EXERCISE REQUIREMENTS:
Looking at the data, count the lines where the word "hypotheses" occurs and answer with only the number.

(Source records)
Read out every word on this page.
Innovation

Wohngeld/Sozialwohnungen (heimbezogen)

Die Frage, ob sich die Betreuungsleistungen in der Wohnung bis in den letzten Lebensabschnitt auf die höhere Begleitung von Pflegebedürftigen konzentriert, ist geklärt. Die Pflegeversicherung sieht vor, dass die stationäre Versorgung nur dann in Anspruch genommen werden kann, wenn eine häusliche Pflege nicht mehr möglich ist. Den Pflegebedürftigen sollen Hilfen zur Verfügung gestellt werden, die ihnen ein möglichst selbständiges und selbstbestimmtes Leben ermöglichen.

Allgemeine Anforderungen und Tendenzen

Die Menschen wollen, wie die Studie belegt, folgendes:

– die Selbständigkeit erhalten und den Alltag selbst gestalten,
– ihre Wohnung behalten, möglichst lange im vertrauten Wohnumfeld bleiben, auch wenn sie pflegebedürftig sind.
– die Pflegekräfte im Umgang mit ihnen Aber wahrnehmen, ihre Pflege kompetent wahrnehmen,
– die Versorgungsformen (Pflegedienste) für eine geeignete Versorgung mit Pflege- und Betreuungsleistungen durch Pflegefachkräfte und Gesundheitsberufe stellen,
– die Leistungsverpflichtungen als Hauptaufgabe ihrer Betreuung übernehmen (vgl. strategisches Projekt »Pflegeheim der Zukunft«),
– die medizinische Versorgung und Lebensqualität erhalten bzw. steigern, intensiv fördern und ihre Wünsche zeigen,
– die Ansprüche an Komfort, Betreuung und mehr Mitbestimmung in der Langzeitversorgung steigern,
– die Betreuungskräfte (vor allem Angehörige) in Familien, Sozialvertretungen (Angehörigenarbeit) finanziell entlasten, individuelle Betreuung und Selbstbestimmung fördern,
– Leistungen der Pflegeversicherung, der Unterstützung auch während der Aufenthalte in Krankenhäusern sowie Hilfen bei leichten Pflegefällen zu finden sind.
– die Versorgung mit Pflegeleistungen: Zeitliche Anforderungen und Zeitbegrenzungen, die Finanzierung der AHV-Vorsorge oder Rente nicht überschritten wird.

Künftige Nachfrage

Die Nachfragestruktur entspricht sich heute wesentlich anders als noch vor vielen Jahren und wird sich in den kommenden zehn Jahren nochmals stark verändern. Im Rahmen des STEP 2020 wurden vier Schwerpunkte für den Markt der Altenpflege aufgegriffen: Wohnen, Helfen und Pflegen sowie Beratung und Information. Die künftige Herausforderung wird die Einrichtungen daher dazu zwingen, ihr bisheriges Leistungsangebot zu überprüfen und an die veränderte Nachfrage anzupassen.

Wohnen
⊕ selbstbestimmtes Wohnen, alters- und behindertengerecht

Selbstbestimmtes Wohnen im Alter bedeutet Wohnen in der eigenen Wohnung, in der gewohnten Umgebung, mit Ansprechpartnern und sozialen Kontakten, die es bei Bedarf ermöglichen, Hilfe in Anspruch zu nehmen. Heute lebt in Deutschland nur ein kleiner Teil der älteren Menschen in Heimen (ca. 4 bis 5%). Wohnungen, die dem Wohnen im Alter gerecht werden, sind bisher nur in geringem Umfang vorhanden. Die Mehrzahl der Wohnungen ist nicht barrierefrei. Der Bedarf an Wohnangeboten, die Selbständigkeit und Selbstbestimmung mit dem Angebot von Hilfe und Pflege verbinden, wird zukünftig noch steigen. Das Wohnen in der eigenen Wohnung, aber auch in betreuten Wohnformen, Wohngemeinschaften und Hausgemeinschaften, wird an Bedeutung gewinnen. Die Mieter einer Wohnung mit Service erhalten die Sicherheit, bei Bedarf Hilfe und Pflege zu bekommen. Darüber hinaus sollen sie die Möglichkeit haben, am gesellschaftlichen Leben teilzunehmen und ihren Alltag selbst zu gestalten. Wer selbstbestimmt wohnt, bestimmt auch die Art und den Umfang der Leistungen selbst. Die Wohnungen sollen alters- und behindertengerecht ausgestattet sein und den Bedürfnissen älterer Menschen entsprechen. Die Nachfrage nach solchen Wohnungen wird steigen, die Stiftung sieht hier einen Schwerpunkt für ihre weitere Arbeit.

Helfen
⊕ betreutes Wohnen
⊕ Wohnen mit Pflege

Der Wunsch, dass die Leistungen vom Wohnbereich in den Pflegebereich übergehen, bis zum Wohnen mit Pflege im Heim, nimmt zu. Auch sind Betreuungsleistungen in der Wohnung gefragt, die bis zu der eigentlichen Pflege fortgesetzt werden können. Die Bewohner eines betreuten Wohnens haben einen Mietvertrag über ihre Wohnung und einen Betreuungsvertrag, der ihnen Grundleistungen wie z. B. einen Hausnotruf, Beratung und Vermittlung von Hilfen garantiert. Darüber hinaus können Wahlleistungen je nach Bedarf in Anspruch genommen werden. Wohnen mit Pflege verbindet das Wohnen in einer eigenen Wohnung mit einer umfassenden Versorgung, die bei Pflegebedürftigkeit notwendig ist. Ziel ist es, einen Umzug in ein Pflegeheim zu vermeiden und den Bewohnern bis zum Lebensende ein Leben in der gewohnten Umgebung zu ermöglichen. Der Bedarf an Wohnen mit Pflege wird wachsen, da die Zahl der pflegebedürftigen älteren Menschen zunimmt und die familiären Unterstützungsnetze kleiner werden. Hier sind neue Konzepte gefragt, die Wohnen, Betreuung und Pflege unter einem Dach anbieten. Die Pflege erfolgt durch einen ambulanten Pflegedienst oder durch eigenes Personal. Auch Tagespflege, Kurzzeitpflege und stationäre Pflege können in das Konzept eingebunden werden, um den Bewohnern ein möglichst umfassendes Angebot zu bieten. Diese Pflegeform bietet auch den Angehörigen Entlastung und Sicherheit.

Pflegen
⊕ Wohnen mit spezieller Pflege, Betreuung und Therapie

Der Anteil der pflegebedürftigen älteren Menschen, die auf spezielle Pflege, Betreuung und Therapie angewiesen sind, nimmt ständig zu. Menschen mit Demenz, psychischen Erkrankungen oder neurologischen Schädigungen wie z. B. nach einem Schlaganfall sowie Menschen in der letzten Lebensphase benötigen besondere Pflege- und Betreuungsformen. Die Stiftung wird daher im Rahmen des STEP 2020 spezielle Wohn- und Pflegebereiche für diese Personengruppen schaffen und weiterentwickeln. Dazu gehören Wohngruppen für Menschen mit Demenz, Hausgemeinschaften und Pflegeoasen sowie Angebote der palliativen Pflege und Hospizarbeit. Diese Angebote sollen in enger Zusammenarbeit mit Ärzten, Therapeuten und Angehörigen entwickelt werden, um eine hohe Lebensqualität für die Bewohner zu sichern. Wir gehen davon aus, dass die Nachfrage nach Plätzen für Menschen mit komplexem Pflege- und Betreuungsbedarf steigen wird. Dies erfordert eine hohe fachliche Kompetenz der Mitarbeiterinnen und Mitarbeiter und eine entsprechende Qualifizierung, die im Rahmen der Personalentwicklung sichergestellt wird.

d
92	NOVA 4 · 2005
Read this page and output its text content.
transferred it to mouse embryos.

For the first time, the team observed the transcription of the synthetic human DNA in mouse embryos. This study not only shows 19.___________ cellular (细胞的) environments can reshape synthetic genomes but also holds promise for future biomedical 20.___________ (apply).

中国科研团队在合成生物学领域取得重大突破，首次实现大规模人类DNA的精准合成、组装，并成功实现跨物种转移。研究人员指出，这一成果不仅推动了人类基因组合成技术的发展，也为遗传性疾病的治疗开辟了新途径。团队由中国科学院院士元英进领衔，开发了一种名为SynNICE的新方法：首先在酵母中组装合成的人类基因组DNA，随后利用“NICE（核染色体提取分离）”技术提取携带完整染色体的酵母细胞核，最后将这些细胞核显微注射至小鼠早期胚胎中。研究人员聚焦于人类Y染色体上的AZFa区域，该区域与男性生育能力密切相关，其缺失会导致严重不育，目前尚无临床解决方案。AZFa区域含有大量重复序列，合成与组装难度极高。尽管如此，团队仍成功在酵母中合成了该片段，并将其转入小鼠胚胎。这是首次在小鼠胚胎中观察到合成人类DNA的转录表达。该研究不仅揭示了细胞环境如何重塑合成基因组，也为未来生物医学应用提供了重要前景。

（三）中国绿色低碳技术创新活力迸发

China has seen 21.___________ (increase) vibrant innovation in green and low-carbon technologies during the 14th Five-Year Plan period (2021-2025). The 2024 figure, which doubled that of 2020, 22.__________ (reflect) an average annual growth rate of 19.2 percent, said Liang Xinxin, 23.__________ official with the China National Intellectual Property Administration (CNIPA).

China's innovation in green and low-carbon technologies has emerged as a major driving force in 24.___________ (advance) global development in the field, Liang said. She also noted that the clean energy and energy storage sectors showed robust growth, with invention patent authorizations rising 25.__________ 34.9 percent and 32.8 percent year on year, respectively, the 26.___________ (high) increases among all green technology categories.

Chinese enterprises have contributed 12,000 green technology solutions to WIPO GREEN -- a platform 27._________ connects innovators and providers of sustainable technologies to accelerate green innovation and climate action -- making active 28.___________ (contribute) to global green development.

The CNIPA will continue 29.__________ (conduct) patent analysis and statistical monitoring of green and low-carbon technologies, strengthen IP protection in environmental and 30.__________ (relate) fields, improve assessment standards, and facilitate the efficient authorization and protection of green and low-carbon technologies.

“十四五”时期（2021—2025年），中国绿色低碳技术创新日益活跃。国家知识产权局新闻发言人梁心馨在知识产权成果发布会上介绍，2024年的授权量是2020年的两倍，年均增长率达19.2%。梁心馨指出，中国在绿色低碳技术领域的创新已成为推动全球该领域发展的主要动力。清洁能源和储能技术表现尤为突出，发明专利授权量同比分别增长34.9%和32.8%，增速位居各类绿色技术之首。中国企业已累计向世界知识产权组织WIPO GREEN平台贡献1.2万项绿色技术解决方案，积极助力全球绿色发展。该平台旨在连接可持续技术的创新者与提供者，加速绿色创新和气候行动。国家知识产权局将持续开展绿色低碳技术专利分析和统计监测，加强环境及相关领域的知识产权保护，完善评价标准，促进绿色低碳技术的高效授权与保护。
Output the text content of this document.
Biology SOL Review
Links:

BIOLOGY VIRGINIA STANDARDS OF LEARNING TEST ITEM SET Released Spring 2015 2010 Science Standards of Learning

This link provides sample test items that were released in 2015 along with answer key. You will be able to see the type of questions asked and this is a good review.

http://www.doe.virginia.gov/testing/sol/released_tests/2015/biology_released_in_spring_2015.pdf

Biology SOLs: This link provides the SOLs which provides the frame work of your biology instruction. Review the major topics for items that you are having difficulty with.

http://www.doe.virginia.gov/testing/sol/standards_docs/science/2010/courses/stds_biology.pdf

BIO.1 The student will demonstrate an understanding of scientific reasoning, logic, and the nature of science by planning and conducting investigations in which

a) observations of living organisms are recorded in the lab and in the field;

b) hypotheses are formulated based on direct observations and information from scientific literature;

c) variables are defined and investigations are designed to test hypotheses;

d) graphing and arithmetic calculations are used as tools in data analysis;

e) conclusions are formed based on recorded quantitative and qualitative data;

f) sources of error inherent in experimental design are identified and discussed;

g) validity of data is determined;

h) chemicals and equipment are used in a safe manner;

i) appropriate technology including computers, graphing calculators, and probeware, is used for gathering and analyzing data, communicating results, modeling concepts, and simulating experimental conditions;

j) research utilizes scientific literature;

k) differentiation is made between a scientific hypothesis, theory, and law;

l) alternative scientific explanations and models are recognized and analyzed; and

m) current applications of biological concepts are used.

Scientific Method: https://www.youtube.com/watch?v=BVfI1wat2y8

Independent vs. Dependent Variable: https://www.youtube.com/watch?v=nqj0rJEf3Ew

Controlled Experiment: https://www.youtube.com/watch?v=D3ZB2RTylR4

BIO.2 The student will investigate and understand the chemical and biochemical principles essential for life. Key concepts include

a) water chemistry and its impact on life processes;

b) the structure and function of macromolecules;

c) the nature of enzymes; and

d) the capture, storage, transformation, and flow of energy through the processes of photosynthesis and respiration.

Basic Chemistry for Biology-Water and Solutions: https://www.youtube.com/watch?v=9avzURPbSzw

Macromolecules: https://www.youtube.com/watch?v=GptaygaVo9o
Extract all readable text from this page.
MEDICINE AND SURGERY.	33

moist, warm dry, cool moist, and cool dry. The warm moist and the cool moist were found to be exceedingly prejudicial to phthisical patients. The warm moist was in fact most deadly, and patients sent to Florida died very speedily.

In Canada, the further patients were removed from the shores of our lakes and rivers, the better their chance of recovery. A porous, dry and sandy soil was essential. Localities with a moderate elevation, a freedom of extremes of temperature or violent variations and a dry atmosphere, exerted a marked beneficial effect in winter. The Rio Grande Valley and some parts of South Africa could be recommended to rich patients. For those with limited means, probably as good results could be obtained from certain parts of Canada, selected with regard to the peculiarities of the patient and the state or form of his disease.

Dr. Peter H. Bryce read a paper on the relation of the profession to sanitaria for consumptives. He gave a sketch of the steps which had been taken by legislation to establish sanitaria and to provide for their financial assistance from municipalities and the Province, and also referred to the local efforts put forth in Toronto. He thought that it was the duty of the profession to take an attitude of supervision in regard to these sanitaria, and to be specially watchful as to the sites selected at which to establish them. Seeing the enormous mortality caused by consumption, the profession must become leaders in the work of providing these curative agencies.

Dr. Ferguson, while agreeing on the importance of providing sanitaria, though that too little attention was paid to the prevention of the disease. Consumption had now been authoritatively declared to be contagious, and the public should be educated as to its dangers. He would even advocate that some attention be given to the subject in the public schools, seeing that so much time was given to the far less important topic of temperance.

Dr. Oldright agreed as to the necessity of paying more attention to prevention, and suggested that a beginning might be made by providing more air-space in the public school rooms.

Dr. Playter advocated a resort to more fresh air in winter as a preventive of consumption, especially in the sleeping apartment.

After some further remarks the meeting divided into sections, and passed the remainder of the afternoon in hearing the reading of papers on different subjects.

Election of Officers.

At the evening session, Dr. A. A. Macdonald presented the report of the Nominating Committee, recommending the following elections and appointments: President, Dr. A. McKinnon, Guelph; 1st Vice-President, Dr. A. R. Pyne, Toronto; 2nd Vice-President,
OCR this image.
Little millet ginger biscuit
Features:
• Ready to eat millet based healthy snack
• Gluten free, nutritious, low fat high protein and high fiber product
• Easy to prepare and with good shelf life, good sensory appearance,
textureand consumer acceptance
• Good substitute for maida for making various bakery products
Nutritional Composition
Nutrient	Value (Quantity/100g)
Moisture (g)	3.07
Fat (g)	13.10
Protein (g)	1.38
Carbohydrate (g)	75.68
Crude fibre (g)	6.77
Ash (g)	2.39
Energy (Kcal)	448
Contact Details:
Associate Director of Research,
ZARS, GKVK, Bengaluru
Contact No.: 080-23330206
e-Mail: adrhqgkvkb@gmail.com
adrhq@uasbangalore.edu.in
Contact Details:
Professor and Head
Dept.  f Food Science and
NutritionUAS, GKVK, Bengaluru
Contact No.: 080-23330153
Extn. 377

RESPONSE TO THE TASK:
2